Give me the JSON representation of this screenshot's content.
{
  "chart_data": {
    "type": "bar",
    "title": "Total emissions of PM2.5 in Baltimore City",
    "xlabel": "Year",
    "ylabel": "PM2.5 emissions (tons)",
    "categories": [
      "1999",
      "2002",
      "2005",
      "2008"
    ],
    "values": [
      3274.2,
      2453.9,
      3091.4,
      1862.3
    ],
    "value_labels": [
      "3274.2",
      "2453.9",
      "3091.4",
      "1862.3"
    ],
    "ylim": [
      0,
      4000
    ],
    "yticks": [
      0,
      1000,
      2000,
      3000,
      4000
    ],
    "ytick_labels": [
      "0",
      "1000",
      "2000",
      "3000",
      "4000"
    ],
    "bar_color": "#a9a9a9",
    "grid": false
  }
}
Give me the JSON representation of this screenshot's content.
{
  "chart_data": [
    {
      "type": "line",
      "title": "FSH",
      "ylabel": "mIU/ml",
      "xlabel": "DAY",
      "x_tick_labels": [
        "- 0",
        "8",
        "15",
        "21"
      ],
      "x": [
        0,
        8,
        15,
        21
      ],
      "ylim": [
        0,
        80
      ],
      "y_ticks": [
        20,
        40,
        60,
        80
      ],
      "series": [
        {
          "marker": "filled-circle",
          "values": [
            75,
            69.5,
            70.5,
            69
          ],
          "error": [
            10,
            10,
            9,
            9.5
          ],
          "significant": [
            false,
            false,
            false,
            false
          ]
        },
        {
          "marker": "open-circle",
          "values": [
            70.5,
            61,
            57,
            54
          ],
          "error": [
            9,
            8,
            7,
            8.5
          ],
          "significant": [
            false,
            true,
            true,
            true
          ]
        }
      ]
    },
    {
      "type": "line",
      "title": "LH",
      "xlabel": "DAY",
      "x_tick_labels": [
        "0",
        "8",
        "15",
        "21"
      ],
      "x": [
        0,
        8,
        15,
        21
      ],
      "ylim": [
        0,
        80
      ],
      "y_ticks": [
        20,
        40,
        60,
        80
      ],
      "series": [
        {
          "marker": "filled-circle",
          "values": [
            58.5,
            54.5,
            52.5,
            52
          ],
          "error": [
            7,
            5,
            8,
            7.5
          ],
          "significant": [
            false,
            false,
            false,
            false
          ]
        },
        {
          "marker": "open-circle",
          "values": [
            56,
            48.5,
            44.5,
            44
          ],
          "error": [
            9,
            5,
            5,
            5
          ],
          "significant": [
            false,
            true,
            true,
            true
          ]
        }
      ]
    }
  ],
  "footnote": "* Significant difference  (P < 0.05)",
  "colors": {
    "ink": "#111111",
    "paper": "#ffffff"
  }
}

= = = =

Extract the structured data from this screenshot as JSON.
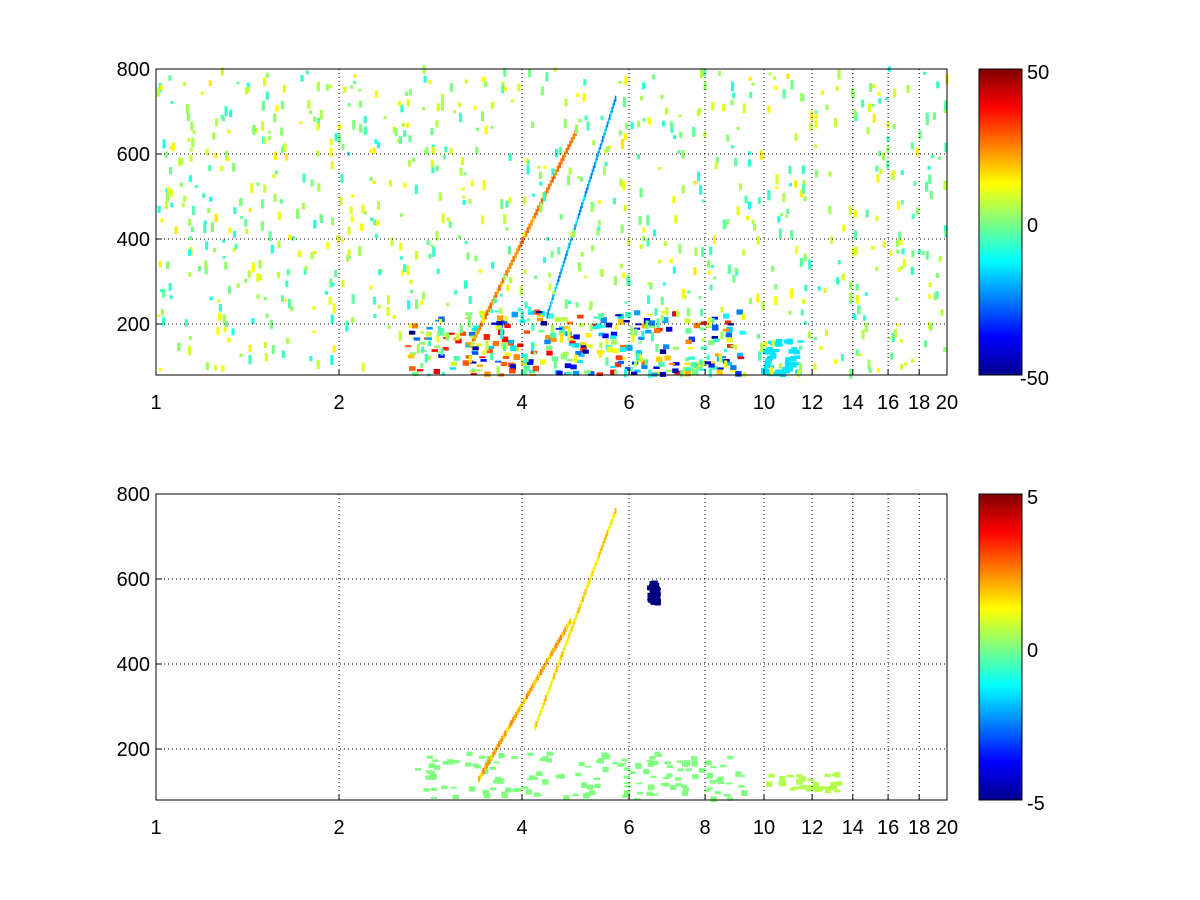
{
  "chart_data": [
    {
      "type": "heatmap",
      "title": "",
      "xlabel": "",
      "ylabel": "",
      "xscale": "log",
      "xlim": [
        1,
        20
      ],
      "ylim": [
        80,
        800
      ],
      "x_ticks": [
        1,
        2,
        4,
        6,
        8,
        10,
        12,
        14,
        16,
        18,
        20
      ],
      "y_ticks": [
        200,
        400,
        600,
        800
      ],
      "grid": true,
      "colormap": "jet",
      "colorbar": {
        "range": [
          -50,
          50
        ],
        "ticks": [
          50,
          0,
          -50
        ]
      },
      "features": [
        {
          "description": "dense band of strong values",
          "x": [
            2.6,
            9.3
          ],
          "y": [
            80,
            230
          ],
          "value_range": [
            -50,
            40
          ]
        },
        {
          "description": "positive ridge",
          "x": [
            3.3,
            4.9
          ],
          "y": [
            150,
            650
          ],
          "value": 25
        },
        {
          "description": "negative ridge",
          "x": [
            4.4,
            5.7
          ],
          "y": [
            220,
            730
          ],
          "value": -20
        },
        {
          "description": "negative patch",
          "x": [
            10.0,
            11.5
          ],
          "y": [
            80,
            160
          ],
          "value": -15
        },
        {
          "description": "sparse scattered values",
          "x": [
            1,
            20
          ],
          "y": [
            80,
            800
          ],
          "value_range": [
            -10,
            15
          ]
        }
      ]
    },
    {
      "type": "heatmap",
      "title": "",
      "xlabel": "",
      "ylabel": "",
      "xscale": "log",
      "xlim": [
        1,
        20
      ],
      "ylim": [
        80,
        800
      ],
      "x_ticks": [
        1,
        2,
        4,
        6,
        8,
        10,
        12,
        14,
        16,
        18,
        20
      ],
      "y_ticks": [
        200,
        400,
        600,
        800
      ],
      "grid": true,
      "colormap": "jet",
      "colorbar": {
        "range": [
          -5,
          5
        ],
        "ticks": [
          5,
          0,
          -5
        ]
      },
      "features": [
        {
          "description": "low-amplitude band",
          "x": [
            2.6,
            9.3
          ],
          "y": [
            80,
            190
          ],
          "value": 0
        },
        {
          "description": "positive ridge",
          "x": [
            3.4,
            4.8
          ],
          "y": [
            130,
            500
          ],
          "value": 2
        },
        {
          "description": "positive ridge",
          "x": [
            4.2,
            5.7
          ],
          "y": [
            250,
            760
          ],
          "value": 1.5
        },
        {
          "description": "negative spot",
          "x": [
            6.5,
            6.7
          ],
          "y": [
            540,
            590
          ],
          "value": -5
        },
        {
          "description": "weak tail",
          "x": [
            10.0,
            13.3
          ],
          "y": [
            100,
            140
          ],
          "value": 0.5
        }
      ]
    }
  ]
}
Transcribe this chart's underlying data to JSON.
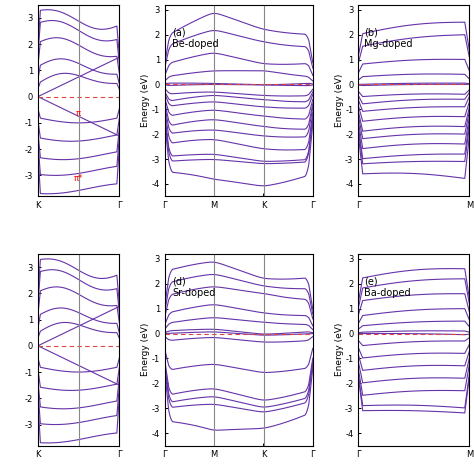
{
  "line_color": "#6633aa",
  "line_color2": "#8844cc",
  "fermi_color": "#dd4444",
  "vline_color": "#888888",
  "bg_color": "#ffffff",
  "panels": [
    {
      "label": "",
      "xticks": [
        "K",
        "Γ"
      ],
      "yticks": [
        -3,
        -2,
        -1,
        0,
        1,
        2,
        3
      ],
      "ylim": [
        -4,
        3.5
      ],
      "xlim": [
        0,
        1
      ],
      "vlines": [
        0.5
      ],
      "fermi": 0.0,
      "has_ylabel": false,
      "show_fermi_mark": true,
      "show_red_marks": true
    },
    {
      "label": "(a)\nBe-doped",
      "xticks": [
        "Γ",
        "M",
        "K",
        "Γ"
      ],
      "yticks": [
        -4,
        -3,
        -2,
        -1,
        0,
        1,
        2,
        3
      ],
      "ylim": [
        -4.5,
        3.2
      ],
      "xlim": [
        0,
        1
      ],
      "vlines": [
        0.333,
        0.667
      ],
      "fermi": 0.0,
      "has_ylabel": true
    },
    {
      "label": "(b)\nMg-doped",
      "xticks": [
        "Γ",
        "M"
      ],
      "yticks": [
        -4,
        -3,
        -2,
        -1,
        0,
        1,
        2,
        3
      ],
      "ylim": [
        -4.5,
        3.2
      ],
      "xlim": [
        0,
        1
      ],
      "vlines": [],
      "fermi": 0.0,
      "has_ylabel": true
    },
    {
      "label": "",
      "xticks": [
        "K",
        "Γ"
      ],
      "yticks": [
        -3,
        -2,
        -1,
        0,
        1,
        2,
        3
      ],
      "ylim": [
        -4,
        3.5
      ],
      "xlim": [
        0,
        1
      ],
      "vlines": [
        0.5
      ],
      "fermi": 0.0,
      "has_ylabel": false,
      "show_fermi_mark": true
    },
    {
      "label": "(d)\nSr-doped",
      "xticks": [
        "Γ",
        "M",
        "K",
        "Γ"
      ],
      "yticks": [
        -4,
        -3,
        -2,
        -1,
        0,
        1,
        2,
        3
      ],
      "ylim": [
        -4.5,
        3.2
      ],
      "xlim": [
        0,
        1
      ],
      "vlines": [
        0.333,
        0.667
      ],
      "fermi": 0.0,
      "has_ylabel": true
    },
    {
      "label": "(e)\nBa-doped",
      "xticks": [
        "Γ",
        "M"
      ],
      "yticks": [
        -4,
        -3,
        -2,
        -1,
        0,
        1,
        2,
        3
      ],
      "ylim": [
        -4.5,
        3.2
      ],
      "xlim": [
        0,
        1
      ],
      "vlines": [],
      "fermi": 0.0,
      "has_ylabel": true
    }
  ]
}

= = = =

Determine the number of lines in the entries above where the string "title" appears. Answer with the number alone.

5